Search the records that follow and extract every line containing the string "Hadfield".

● ● ● ●

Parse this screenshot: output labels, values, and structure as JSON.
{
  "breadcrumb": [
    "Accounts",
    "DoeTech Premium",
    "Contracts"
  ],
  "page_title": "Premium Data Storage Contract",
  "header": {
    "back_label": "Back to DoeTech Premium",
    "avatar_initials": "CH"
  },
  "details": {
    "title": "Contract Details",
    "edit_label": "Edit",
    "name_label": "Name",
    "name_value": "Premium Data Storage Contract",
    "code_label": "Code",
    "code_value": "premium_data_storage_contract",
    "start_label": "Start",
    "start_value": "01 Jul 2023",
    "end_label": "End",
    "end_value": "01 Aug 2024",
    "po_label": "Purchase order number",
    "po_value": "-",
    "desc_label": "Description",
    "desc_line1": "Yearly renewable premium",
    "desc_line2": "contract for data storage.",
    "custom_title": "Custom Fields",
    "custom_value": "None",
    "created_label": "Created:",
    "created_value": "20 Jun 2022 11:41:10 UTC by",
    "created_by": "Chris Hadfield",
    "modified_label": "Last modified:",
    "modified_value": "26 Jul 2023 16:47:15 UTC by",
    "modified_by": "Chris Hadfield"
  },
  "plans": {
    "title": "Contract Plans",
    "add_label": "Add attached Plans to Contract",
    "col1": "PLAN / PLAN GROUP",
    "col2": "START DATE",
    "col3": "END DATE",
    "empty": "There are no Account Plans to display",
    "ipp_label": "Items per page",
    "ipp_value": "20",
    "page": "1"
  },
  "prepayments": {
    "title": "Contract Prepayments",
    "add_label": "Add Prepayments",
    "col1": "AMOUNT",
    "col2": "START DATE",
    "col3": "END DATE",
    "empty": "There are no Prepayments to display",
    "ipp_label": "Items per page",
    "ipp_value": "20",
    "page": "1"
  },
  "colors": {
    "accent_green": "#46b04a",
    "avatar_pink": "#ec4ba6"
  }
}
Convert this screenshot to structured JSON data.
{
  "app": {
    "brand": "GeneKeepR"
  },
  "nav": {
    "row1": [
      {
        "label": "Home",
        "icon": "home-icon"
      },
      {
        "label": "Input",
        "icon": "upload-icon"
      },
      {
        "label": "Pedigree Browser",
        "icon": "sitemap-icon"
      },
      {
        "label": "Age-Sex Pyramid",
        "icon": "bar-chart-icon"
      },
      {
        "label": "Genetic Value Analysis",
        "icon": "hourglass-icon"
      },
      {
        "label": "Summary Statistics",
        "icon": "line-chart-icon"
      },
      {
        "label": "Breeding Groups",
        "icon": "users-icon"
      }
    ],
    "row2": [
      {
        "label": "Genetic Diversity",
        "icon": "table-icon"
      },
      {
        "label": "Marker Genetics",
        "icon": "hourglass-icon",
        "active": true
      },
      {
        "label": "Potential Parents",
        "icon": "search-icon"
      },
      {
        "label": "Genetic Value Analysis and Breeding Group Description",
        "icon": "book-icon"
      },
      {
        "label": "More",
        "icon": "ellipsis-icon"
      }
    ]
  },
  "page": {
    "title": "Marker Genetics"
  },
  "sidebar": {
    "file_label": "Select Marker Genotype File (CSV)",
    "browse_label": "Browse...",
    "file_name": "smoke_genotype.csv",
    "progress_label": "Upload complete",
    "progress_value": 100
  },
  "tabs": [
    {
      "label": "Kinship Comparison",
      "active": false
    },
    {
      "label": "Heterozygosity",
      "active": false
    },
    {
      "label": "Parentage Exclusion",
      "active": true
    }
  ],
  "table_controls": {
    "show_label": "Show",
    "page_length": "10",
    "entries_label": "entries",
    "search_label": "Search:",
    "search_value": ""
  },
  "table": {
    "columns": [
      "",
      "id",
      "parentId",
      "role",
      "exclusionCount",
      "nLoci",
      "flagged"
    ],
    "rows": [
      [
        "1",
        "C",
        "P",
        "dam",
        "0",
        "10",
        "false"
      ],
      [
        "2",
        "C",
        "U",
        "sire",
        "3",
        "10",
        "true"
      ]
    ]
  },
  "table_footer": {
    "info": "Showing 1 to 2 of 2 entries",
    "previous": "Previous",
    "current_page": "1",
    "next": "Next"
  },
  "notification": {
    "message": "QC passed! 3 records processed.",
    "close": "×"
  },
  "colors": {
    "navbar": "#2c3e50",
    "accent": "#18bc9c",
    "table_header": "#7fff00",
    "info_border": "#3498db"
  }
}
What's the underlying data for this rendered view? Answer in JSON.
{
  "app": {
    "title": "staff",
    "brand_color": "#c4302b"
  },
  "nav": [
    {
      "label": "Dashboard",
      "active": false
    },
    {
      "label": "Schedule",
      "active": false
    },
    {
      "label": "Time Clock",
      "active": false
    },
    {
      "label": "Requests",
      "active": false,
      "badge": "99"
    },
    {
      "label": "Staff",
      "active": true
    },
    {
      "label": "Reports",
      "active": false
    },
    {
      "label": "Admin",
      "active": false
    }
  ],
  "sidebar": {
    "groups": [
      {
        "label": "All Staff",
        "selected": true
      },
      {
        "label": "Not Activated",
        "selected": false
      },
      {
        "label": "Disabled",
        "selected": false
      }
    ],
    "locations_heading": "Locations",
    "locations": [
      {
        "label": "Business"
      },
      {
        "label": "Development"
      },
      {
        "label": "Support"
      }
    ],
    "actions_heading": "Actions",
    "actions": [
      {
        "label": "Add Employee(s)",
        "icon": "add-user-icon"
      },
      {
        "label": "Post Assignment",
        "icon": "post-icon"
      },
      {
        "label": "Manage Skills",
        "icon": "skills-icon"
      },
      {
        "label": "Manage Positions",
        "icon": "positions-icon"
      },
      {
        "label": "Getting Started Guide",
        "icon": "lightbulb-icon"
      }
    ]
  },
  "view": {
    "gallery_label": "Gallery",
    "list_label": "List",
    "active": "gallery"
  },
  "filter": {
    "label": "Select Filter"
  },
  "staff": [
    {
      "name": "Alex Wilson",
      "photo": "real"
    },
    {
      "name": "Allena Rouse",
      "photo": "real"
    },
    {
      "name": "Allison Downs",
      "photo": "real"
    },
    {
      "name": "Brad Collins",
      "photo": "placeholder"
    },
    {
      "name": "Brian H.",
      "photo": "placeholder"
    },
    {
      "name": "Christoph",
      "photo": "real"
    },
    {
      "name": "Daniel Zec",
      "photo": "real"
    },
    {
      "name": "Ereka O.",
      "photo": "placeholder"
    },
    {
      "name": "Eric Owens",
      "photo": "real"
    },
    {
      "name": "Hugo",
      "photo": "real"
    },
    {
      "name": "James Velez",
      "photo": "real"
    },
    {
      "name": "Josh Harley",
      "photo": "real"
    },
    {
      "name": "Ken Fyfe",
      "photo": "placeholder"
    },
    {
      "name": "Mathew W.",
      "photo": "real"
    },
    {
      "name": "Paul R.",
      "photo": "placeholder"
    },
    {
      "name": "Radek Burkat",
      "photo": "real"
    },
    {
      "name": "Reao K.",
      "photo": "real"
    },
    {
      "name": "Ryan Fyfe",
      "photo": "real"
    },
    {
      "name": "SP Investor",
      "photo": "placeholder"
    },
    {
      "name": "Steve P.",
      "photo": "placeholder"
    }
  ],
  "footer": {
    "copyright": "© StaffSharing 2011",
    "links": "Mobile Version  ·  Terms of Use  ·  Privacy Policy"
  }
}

● ● ● ●

_RESULT OF THIS EXERCISE_
    "created_by": "Chris Hadfield",
    "modified_by": "Chris Hadfield"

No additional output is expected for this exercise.